WHAT YOU ARE ASKED TO DO: Output the data word for word, dropping every image.

Saved entries:
___

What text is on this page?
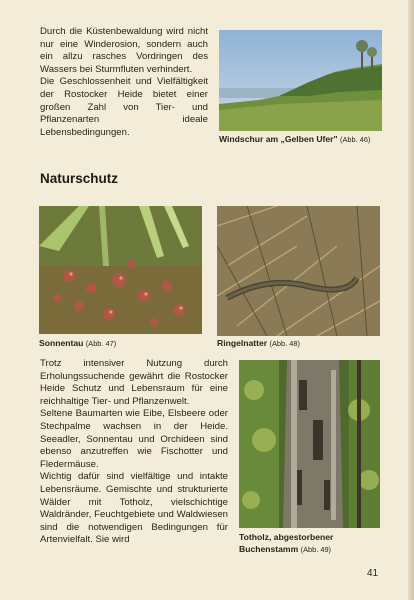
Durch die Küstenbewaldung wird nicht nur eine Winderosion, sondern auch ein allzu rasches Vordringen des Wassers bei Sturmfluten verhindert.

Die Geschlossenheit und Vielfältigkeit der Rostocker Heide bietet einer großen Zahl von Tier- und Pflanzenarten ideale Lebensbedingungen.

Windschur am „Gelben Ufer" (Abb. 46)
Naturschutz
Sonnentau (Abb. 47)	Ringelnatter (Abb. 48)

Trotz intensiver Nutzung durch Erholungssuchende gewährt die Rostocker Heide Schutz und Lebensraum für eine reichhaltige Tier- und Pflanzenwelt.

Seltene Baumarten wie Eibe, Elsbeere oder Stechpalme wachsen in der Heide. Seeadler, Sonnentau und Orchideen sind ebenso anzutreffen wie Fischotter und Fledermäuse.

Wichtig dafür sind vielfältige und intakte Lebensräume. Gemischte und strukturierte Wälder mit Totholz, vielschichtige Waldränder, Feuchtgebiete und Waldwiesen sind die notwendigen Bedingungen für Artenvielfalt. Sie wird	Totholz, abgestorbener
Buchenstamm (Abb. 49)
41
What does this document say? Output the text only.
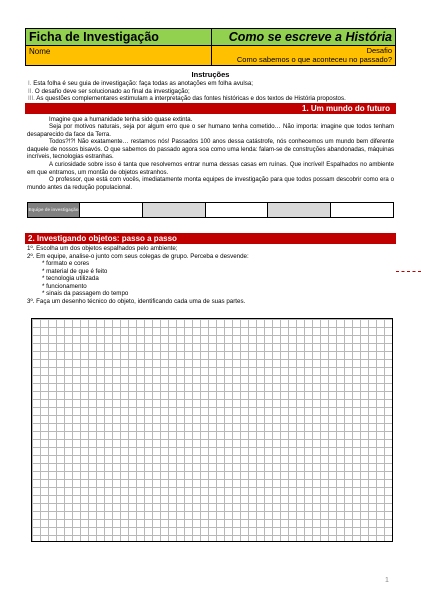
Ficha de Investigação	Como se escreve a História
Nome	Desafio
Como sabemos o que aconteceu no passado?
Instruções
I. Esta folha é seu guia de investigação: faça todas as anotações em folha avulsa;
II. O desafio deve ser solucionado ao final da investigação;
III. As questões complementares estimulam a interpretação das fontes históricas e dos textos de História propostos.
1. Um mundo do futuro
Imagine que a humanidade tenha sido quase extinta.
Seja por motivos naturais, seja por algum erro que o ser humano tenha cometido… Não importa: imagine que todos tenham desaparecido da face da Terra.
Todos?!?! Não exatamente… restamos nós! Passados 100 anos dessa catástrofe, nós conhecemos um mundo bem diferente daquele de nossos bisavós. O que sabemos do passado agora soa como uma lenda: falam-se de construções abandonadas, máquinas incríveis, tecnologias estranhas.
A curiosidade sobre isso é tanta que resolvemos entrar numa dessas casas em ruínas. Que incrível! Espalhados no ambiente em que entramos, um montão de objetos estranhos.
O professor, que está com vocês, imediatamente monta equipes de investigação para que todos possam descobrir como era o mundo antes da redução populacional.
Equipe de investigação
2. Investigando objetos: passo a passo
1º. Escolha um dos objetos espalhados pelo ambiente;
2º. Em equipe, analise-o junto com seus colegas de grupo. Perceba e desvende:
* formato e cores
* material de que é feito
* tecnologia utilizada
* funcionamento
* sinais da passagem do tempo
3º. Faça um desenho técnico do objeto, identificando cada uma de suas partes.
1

___

ANSWER FOR THIS EXERCISE:
What text is on this page?
Durch die Küstenbewaldung wird nicht nur eine Winderosion, sondern auch ein allzu rasches Vordringen des Wassers bei Sturmfluten verhindert.

Die Geschlossenheit und Vielfältigkeit der Rostocker Heide bietet einer großen Zahl von Tier- und Pflanzenarten ideale Lebensbedingungen.

Windschur am „Gelben Ufer" (Abb. 46)
Naturschutz
Sonnentau (Abb. 47)	Ringelnatter (Abb. 48)

Trotz intensiver Nutzung durch Erholungssuchende gewährt die Rostocker Heide Schutz und Lebensraum für eine reichhaltige Tier- und Pflanzenwelt.

Seltene Baumarten wie Eibe, Elsbeere oder Stechpalme wachsen in der Heide. Seeadler, Sonnentau und Orchideen sind ebenso anzutreffen wie Fischotter und Fledermäuse.

Wichtig dafür sind vielfältige und intakte Lebensräume. Gemischte und strukturierte Wälder mit Totholz, vielschichtige Waldränder, Feuchtgebiete und Waldwiesen sind die notwendigen Bedingungen für Artenvielfalt. Sie wird	Totholz, abgestorbener
Buchenstamm (Abb. 49)
41
What does this document say? Output the text only.
Ficha de Investigação	Como se escreve a História
Nome	Desafio
Como sabemos o que aconteceu no passado?
Instruções
I. Esta folha é seu guia de investigação: faça todas as anotações em folha avulsa;
II. O desafio deve ser solucionado ao final da investigação;
III. As questões complementares estimulam a interpretação das fontes históricas e dos textos de História propostos.
1. Um mundo do futuro
Imagine que a humanidade tenha sido quase extinta.
Seja por motivos naturais, seja por algum erro que o ser humano tenha cometido… Não importa: imagine que todos tenham desaparecido da face da Terra.
Todos?!?! Não exatamente… restamos nós! Passados 100 anos dessa catástrofe, nós conhecemos um mundo bem diferente daquele de nossos bisavós. O que sabemos do passado agora soa como uma lenda: falam-se de construções abandonadas, máquinas incríveis, tecnologias estranhas.
A curiosidade sobre isso é tanta que resolvemos entrar numa dessas casas em ruínas. Que incrível! Espalhados no ambiente em que entramos, um montão de objetos estranhos.
O professor, que está com vocês, imediatamente monta equipes de investigação para que todos possam descobrir como era o mundo antes da redução populacional.
Equipe de investigação
2. Investigando objetos: passo a passo
1º. Escolha um dos objetos espalhados pelo ambiente;
2º. Em equipe, analise-o junto com seus colegas de grupo. Perceba e desvende:
* formato e cores
* material de que é feito
* tecnologia utilizada
* funcionamento
* sinais da passagem do tempo
3º. Faça um desenho técnico do objeto, identificando cada uma de suas partes.
1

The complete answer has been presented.